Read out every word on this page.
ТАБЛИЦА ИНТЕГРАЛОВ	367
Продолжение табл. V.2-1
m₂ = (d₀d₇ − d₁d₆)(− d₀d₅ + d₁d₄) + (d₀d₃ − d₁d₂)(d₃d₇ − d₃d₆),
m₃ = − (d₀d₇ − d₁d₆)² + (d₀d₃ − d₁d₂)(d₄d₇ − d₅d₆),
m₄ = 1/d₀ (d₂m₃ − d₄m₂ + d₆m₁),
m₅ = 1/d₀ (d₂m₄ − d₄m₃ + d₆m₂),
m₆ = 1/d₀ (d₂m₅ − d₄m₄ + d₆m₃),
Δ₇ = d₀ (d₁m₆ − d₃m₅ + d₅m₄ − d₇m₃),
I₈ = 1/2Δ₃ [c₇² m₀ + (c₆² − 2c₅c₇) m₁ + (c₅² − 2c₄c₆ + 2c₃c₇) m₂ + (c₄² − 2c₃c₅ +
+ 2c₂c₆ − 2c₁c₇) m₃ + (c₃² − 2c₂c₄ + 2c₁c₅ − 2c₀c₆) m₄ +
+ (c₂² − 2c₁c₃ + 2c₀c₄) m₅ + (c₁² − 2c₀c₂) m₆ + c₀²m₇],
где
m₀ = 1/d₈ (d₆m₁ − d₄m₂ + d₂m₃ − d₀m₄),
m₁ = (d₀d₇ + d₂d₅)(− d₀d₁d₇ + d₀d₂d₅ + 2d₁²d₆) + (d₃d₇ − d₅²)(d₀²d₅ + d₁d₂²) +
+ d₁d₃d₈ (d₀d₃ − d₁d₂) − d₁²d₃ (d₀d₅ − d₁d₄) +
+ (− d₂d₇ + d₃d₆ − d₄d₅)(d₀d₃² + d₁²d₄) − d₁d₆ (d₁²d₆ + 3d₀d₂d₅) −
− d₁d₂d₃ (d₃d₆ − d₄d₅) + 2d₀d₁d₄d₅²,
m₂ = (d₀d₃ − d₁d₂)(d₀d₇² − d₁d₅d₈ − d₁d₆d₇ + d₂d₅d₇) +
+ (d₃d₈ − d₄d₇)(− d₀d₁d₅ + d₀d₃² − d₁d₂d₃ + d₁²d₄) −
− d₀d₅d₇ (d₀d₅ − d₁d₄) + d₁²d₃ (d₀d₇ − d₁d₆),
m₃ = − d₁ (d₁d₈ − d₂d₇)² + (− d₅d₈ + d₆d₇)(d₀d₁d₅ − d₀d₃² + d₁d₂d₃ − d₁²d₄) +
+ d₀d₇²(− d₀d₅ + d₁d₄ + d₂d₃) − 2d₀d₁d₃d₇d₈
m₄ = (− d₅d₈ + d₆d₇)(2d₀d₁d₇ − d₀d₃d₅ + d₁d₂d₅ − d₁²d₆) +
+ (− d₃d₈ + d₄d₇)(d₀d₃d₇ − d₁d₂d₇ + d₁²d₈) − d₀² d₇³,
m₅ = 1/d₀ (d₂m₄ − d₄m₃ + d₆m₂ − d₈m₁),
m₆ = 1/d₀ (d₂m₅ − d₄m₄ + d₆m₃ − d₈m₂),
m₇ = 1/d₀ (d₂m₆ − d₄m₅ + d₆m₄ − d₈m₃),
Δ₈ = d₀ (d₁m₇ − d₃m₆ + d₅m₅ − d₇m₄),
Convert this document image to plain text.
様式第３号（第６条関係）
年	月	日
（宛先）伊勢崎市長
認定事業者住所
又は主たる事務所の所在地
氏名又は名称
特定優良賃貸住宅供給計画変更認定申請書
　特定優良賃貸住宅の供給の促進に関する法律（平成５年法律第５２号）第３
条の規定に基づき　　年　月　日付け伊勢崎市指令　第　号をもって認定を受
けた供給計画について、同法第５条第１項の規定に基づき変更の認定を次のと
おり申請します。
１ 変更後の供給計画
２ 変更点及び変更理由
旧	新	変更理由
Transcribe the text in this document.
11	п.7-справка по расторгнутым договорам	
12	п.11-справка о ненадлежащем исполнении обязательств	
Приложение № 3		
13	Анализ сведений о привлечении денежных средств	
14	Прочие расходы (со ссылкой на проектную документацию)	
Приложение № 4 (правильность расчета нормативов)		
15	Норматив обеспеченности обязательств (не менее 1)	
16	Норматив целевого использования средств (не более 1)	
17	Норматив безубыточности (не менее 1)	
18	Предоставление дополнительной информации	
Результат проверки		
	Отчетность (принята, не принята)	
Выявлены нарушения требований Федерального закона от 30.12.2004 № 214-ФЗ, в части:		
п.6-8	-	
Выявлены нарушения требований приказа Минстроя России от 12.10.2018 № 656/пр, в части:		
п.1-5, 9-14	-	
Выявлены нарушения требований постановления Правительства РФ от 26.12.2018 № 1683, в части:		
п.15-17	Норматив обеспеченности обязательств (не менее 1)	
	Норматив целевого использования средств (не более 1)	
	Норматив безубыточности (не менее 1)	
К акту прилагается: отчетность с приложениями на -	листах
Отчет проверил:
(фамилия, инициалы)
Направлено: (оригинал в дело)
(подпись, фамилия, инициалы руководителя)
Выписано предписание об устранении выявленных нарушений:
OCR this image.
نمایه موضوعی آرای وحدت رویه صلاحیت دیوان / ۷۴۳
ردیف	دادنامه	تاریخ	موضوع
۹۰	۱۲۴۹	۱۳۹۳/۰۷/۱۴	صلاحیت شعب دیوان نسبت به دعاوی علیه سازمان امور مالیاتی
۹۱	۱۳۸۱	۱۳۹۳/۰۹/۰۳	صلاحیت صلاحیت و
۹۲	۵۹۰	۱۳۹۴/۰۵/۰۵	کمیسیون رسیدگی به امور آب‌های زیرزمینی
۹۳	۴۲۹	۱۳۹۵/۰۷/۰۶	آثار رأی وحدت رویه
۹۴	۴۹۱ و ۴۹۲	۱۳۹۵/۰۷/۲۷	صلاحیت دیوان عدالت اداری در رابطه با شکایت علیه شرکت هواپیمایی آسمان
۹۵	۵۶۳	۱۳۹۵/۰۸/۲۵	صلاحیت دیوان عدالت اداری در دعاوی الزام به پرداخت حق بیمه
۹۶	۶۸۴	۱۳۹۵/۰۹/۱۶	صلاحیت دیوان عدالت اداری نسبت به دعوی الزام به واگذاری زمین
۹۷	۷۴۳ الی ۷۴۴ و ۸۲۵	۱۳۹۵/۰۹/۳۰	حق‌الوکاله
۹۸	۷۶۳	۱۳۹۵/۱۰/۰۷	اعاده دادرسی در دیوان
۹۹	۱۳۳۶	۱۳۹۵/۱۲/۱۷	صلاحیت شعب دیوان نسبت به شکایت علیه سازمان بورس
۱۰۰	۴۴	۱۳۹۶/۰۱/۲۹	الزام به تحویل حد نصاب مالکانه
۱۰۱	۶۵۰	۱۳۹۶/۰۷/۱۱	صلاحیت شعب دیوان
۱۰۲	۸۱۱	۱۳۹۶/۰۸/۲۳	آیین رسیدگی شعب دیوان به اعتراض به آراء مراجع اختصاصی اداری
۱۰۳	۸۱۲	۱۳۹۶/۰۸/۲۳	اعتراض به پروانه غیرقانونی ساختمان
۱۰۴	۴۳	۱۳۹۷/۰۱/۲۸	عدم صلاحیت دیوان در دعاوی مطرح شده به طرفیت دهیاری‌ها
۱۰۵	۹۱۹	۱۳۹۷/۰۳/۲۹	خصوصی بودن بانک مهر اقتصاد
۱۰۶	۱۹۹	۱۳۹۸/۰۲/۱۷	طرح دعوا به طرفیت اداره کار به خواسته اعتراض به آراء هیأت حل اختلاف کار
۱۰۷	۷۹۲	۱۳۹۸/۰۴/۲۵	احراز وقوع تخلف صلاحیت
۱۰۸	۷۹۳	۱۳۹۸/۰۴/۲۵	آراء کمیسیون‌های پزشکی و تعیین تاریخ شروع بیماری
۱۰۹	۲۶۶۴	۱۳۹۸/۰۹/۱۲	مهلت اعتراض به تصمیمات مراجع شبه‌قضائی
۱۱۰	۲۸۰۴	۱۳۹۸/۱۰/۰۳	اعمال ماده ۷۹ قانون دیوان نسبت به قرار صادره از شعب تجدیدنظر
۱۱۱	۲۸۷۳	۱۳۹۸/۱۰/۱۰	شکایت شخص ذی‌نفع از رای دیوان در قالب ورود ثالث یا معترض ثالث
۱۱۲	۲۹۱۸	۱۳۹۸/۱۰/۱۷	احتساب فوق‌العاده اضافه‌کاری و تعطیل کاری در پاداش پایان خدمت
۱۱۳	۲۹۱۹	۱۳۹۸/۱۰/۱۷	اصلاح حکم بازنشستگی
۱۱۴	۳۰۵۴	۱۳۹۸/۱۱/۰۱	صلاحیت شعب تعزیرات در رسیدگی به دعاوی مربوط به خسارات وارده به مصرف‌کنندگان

··········

WRITTEN INSTRUCTION
State how many lines of the material contain the string "d₄d₅", with no other words.

FINAL ANSWER
2